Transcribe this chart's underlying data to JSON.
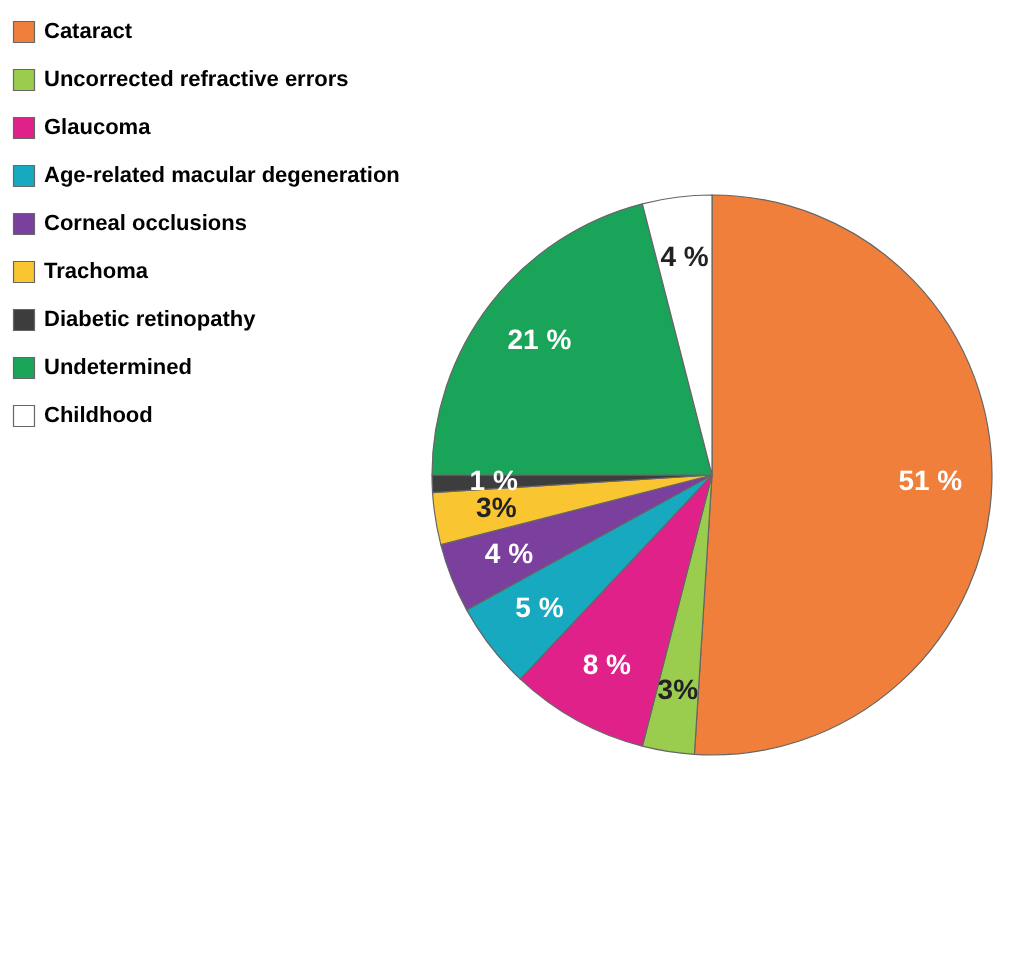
{
  "chart_data": {
    "type": "pie",
    "categories": [
      "Cataract",
      "Uncorrected refractive errors",
      "Glaucoma",
      "Age-related macular degeneration",
      "Corneal occlusions",
      "Trachoma",
      "Diabetic retinopathy",
      "Undetermined",
      "Childhood"
    ],
    "values": [
      51,
      3,
      8,
      5,
      4,
      3,
      1,
      21,
      4
    ],
    "value_labels": [
      "51 %",
      "3%",
      "8 %",
      "5 %",
      "4 %",
      "3%",
      "1 %",
      "21 %",
      "4 %"
    ],
    "colors": [
      "#f07f3c",
      "#9acd4e",
      "#e0218a",
      "#17a9c0",
      "#7b3f9e",
      "#f9c631",
      "#3d3d3d",
      "#1aa45a",
      "#ffffff"
    ],
    "legend": "left"
  }
}
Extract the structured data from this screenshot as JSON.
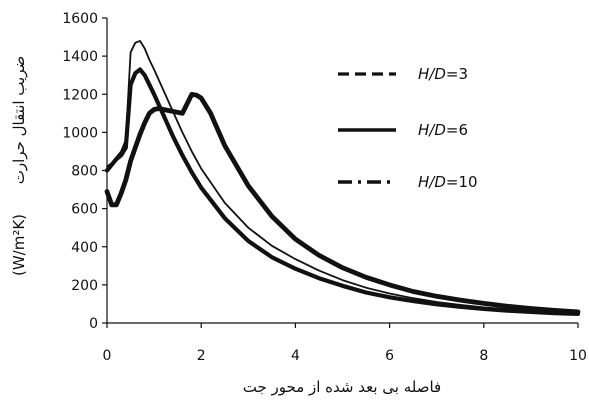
{
  "chart_data": {
    "type": "line",
    "title": "",
    "xlabel": "فاصله بی بعد شده از محور جت",
    "ylabel_text": "ضریب انتقال حرارت",
    "ylabel_unit": "(W/m²K)",
    "xlim": [
      0,
      10
    ],
    "ylim": [
      0,
      1600
    ],
    "x_ticks": [
      "0",
      "2",
      "4",
      "6",
      "8",
      "10"
    ],
    "y_ticks": [
      "0",
      "200",
      "400",
      "600",
      "800",
      "1000",
      "1200",
      "1400",
      "1600"
    ],
    "grid": false,
    "legend_position": "right",
    "colors": {
      "axis": "#111111",
      "series": "#111111"
    },
    "series": [
      {
        "name": "H/D=3",
        "name_italic": "H/D",
        "name_suffix": "=3",
        "dash": "dashed",
        "x": [
          0.0,
          0.1,
          0.2,
          0.3,
          0.4,
          0.5,
          0.6,
          0.7,
          0.8,
          0.9,
          1.0,
          1.2,
          1.4,
          1.6,
          1.8,
          2.0,
          2.5,
          3.0,
          3.5,
          4.0,
          4.5,
          5.0,
          5.5,
          6.0,
          6.5,
          7.0,
          7.5,
          8.0,
          8.5,
          9.0,
          9.5,
          10.0
        ],
        "y": [
          820,
          840,
          870,
          900,
          960,
          1420,
          1470,
          1480,
          1440,
          1380,
          1330,
          1220,
          1110,
          1000,
          900,
          810,
          630,
          500,
          405,
          335,
          275,
          225,
          185,
          155,
          130,
          110,
          95,
          82,
          72,
          63,
          57,
          52
        ]
      },
      {
        "name": "H/D=6",
        "name_italic": "H/D",
        "name_suffix": "=6",
        "dash": "solid",
        "x": [
          0.0,
          0.1,
          0.2,
          0.3,
          0.4,
          0.5,
          0.6,
          0.7,
          0.8,
          0.9,
          1.0,
          1.2,
          1.4,
          1.6,
          1.8,
          2.0,
          2.5,
          3.0,
          3.5,
          4.0,
          4.5,
          5.0,
          5.5,
          6.0,
          6.5,
          7.0,
          7.5,
          8.0,
          8.5,
          9.0,
          9.5,
          10.0
        ],
        "y": [
          800,
          830,
          860,
          880,
          920,
          1250,
          1310,
          1330,
          1300,
          1250,
          1200,
          1090,
          980,
          880,
          790,
          710,
          550,
          430,
          345,
          285,
          235,
          195,
          160,
          135,
          115,
          98,
          85,
          74,
          65,
          58,
          52,
          48
        ]
      },
      {
        "name": "H/D=10",
        "name_italic": "H/D",
        "name_suffix": "=10",
        "dash": "dashdot",
        "x": [
          0.0,
          0.1,
          0.2,
          0.3,
          0.4,
          0.5,
          0.6,
          0.7,
          0.8,
          0.9,
          1.0,
          1.1,
          1.2,
          1.4,
          1.6,
          1.8,
          1.9,
          2.0,
          2.2,
          2.5,
          3.0,
          3.5,
          4.0,
          4.5,
          5.0,
          5.5,
          6.0,
          6.5,
          7.0,
          7.5,
          8.0,
          8.5,
          9.0,
          9.5,
          10.0
        ],
        "y": [
          690,
          620,
          620,
          680,
          750,
          850,
          920,
          990,
          1050,
          1100,
          1120,
          1125,
          1120,
          1110,
          1100,
          1200,
          1195,
          1180,
          1100,
          930,
          720,
          560,
          440,
          355,
          290,
          240,
          200,
          165,
          140,
          120,
          103,
          88,
          76,
          66,
          58
        ]
      }
    ]
  }
}
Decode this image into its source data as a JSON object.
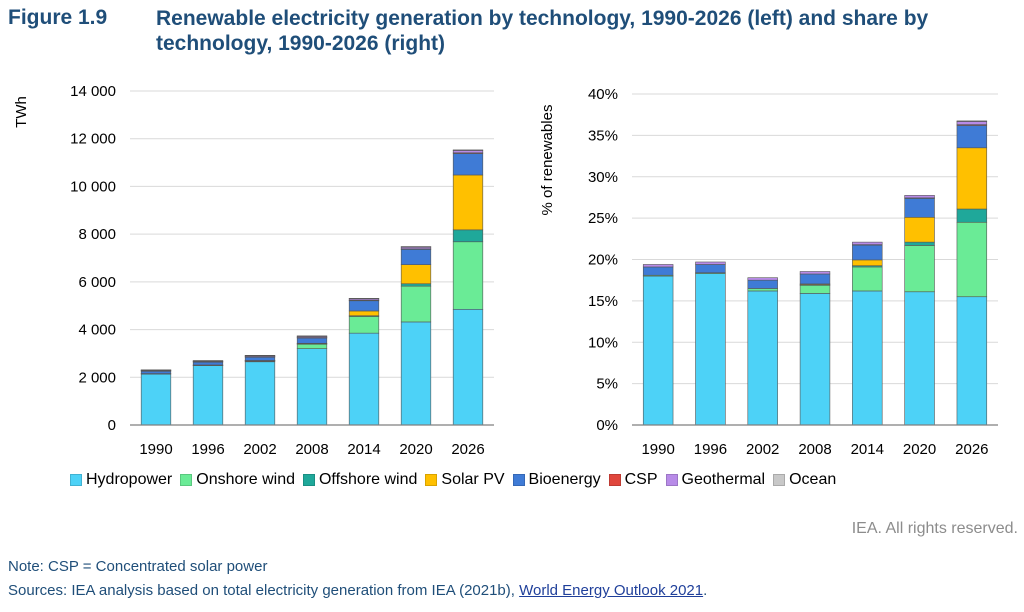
{
  "figure_label": "Figure 1.9",
  "figure_title": "Renewable electricity generation by technology, 1990-2026 (left) and share by technology, 1990-2026 (right)",
  "colors": {
    "Hydropower": "#4dd2f7",
    "Onshore wind": "#6aeb96",
    "Offshore wind": "#1fa89a",
    "Solar PV": "#ffc000",
    "Bioenergy": "#3f7bd6",
    "CSP": "#e0463c",
    "Geothermal": "#b88be8",
    "Ocean": "#c8c8c8"
  },
  "legend": [
    "Hydropower",
    "Onshore wind",
    "Offshore wind",
    "Solar PV",
    "Bioenergy",
    "CSP",
    "Geothermal",
    "Ocean"
  ],
  "chart_data": [
    {
      "type": "bar",
      "stacked": true,
      "ylabel": "TWh",
      "ylim": [
        0,
        14000
      ],
      "yticks": [
        0,
        2000,
        4000,
        6000,
        8000,
        10000,
        12000,
        14000
      ],
      "ytick_labels": [
        "0",
        "2 000",
        "4 000",
        "6 000",
        "8 000",
        "10 000",
        "12 000",
        "14 000"
      ],
      "categories": [
        "1990",
        "1996",
        "2002",
        "2008",
        "2014",
        "2020",
        "2026"
      ],
      "grid": true,
      "series": [
        {
          "name": "Hydropower",
          "values": [
            2150,
            2500,
            2650,
            3200,
            3850,
            4320,
            4850
          ]
        },
        {
          "name": "Onshore wind",
          "values": [
            5,
            15,
            50,
            200,
            700,
            1500,
            2830
          ]
        },
        {
          "name": "Offshore wind",
          "values": [
            0,
            0,
            2,
            10,
            30,
            100,
            500
          ]
        },
        {
          "name": "Solar PV",
          "values": [
            0,
            1,
            2,
            15,
            200,
            800,
            2300
          ]
        },
        {
          "name": "Bioenergy",
          "values": [
            120,
            140,
            160,
            240,
            440,
            650,
            900
          ]
        },
        {
          "name": "CSP",
          "values": [
            1,
            1,
            1,
            2,
            10,
            14,
            30
          ]
        },
        {
          "name": "Geothermal",
          "values": [
            35,
            40,
            55,
            65,
            75,
            90,
            110
          ]
        },
        {
          "name": "Ocean",
          "values": [
            1,
            1,
            1,
            1,
            1,
            2,
            10
          ]
        }
      ]
    },
    {
      "type": "bar",
      "stacked": true,
      "ylabel": "% of renewables",
      "ylim": [
        0,
        40
      ],
      "yticks": [
        0,
        5,
        10,
        15,
        20,
        25,
        30,
        35,
        40
      ],
      "ytick_labels": [
        "0%",
        "5%",
        "10%",
        "15%",
        "20%",
        "25%",
        "30%",
        "35%",
        "40%"
      ],
      "categories": [
        "1990",
        "1996",
        "2002",
        "2008",
        "2014",
        "2020",
        "2026"
      ],
      "grid": true,
      "series": [
        {
          "name": "Hydropower",
          "values": [
            18.0,
            18.3,
            16.2,
            15.9,
            16.2,
            16.1,
            15.5
          ]
        },
        {
          "name": "Onshore wind",
          "values": [
            0.1,
            0.1,
            0.3,
            1.0,
            2.9,
            5.6,
            9.0
          ]
        },
        {
          "name": "Offshore wind",
          "values": [
            0,
            0,
            0,
            0.05,
            0.15,
            0.4,
            1.6
          ]
        },
        {
          "name": "Solar PV",
          "values": [
            0,
            0,
            0,
            0.1,
            0.7,
            3.0,
            7.4
          ]
        },
        {
          "name": "Bioenergy",
          "values": [
            1.0,
            1.0,
            1.0,
            1.2,
            1.8,
            2.3,
            2.7
          ]
        },
        {
          "name": "CSP",
          "values": [
            0,
            0,
            0,
            0,
            0.05,
            0.05,
            0.1
          ]
        },
        {
          "name": "Geothermal",
          "values": [
            0.3,
            0.3,
            0.3,
            0.3,
            0.3,
            0.3,
            0.4
          ]
        },
        {
          "name": "Ocean",
          "values": [
            0,
            0,
            0,
            0,
            0,
            0,
            0.05
          ]
        }
      ]
    }
  ],
  "rights": "IEA. All rights reserved.",
  "note": "Note: CSP = Concentrated solar power",
  "sources_prefix": "Sources: IEA analysis based on total electricity generation from IEA (2021b), ",
  "sources_link": "World Energy Outlook 2021",
  "sources_suffix": "."
}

* What is asked *
Copy every line in the listing above where the string "series" turns up.

* The output *
      "series": "#111111"
    "series": [
      "series": [
      "series": [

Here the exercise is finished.